» **ACTIVITY**
Filter the listing below down to the lines holding the word "title", and copy those lines.

» **EXERCISE INPUT**
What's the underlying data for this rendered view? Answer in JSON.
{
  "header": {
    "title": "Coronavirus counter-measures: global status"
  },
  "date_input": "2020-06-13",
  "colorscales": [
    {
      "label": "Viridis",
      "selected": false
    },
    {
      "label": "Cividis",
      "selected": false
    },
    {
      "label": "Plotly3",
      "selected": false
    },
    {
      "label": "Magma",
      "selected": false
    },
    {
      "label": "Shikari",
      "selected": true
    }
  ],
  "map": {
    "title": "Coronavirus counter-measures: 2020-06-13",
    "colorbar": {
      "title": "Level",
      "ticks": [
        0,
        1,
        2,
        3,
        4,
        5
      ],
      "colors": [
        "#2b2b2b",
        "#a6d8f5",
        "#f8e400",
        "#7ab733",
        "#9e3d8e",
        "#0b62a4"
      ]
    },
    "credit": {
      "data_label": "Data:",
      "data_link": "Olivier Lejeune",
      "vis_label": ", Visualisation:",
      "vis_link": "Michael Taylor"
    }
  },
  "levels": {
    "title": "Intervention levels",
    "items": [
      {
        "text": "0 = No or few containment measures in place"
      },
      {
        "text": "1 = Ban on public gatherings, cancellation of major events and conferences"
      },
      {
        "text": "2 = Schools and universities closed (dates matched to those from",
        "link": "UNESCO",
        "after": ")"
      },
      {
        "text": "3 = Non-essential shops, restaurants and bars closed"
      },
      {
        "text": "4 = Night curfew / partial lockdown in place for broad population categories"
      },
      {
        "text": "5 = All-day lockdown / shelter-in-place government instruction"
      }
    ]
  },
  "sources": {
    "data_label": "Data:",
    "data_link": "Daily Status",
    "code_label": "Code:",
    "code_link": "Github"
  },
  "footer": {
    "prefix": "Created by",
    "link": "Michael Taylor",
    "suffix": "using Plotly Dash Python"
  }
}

» **SOLUTION FOR THIS EXERCISE**
    "title": "Coronavirus counter-measures: global status"
    "title": "Coronavirus counter-measures: 2020-06-13",
      "title": "Level",
    "title": "Intervention levels",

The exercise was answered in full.